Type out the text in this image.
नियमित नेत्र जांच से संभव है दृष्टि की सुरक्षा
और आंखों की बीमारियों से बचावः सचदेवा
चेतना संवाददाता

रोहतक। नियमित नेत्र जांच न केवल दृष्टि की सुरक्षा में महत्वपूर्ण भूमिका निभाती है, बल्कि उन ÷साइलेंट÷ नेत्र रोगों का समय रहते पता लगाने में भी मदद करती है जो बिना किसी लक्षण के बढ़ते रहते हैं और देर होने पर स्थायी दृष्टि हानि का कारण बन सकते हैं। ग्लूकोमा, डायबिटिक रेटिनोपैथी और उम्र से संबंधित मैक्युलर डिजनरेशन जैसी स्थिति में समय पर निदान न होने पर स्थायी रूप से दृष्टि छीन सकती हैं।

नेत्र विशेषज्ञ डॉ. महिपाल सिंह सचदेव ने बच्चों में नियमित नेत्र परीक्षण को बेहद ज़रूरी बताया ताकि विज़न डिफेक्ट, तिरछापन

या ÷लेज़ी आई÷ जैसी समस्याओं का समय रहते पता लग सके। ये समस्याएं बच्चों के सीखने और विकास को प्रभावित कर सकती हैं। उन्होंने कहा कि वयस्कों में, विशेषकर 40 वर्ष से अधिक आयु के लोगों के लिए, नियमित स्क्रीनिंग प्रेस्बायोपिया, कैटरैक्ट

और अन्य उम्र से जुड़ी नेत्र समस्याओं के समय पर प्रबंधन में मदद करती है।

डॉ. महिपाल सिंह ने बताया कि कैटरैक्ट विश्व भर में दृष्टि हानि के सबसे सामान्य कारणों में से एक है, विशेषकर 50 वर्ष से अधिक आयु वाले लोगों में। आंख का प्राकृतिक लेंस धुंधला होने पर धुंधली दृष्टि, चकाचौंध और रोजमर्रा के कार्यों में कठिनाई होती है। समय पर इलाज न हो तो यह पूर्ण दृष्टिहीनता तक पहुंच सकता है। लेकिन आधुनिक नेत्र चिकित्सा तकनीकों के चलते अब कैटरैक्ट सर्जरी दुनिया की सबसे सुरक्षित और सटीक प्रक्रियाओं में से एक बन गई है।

###

### TASK TO CARRY OUT
Every line of the material must be returned exactly as it appears.

### COMPLETE ANSWER
Type out the text in this image.
नियमित नेत्र जांच से संभव है दृष्टि की सुरक्षा
और आंखों की बीमारियों से बचावः सचदेवा
चेतना संवाददाता

रोहतक। नियमित नेत्र जांच न केवल दृष्टि की सुरक्षा में महत्वपूर्ण भूमिका निभाती है, बल्कि उन ÷साइलेंट÷ नेत्र रोगों का समय रहते पता लगाने में भी मदद करती है जो बिना किसी लक्षण के बढ़ते रहते हैं और देर होने पर स्थायी दृष्टि हानि का कारण बन सकते हैं। ग्लूकोमा, डायबिटिक रेटिनोपैथी और उम्र से संबंधित मैक्युलर डिजनरेशन जैसी स्थिति में समय पर निदान न होने पर स्थायी रूप से दृष्टि छीन सकती हैं।

नेत्र विशेषज्ञ डॉ. महिपाल सिंह सचदेव ने बच्चों में नियमित नेत्र परीक्षण को बेहद ज़रूरी बताया ताकि विज़न डिफेक्ट, तिरछापन

या ÷लेज़ी आई÷ जैसी समस्याओं का समय रहते पता लग सके। ये समस्याएं बच्चों के सीखने और विकास को प्रभावित कर सकती हैं। उन्होंने कहा कि वयस्कों में, विशेषकर 40 वर्ष से अधिक आयु के लोगों के लिए, नियमित स्क्रीनिंग प्रेस्बायोपिया, कैटरैक्ट

और अन्य उम्र से जुड़ी नेत्र समस्याओं के समय पर प्रबंधन में मदद करती है।

डॉ. महिपाल सिंह ने बताया कि कैटरैक्ट विश्व भर में दृष्टि हानि के सबसे सामान्य कारणों में से एक है, विशेषकर 50 वर्ष से अधिक आयु वाले लोगों में। आंख का प्राकृतिक लेंस धुंधला होने पर धुंधली दृष्टि, चकाचौंध और रोजमर्रा के कार्यों में कठिनाई होती है। समय पर इलाज न हो तो यह पूर्ण दृष्टिहीनता तक पहुंच सकता है। लेकिन आधुनिक नेत्र चिकित्सा तकनीकों के चलते अब कैटरैक्ट सर्जरी दुनिया की सबसे सुरक्षित और सटीक प्रक्रियाओं में से एक बन गई है।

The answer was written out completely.